(Stored items)
>>>>>

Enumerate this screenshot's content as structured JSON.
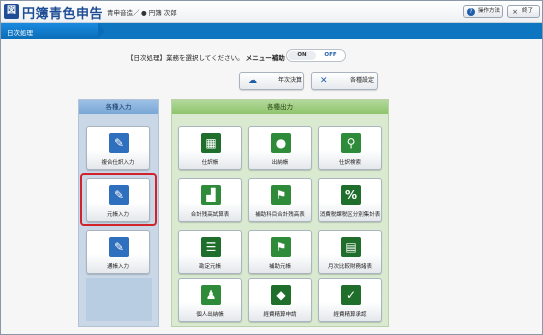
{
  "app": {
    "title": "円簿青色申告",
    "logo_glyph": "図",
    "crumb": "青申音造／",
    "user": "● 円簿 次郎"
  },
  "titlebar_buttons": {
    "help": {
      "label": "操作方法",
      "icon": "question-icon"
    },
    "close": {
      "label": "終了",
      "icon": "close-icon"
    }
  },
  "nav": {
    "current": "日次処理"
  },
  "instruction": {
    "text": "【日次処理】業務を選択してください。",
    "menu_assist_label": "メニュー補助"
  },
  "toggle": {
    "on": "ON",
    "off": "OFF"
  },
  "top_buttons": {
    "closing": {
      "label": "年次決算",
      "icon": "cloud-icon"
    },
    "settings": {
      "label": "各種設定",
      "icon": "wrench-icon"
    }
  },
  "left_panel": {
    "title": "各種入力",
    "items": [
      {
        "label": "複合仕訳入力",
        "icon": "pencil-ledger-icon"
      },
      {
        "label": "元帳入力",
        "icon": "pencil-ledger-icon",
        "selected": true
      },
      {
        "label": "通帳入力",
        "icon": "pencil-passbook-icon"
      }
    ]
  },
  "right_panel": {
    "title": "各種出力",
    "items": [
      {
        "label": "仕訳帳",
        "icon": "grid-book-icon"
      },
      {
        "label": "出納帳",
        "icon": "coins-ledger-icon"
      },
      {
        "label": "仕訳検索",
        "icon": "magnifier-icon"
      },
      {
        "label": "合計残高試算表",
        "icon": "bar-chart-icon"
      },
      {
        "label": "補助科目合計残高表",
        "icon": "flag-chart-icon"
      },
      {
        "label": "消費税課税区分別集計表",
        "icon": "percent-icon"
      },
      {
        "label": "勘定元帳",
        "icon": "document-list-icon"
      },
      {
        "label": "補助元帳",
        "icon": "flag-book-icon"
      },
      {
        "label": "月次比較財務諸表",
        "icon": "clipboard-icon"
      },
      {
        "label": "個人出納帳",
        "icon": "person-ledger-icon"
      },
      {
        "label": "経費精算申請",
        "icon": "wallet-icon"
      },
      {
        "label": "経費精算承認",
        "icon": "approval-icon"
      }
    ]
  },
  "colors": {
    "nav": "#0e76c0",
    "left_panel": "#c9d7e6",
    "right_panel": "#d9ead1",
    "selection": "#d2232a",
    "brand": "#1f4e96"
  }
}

<<<<<
>>>>>

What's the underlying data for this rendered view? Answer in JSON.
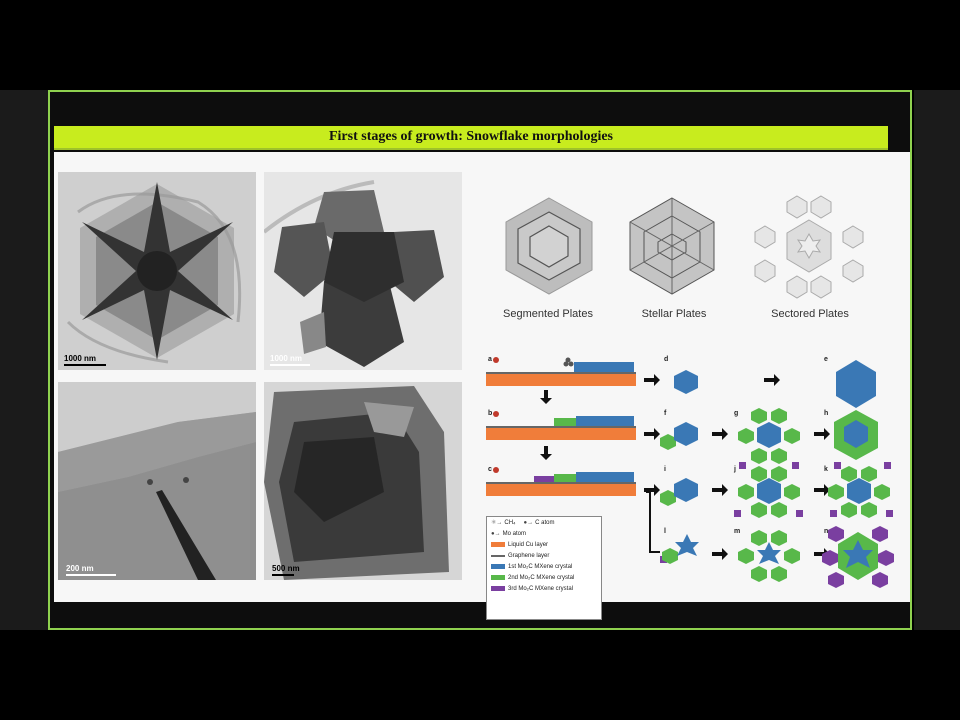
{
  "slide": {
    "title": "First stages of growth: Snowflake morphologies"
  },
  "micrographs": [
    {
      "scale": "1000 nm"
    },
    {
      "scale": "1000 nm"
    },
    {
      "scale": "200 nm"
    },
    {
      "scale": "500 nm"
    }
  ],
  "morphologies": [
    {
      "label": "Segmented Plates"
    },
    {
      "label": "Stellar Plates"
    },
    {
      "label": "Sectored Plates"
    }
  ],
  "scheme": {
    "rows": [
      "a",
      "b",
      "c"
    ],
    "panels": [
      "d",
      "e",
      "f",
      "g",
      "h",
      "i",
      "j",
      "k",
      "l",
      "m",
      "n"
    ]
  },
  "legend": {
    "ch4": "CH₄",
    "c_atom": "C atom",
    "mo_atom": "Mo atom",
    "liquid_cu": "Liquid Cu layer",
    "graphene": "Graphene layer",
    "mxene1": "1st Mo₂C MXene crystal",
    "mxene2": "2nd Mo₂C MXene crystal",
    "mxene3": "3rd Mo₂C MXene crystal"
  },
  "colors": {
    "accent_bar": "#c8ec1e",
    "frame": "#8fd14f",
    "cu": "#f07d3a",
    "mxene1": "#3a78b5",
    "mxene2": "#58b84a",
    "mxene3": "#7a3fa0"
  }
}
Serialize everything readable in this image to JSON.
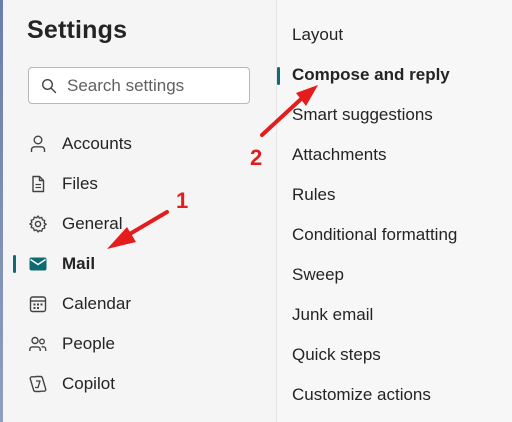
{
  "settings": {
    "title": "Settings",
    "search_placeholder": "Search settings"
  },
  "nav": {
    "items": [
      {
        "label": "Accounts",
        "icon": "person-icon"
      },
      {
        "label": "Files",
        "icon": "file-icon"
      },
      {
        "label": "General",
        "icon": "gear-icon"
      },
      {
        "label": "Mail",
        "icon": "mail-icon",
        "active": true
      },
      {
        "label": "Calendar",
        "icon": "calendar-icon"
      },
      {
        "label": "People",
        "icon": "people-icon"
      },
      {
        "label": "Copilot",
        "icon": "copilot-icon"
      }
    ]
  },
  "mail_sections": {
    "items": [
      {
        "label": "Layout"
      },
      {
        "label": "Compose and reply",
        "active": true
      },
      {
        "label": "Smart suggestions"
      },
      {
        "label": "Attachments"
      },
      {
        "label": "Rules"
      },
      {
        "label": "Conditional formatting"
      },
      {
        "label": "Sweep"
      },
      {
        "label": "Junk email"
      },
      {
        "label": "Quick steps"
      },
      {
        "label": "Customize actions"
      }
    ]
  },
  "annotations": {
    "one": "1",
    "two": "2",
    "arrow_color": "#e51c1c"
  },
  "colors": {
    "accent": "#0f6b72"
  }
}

<<<<<

YOUR TASK
Take every line from the records above that has the word "person" and copy it.

RESPONSE TO THIS TASK
        "icon": "person-ledger-icon"
        "icon": "person-icon"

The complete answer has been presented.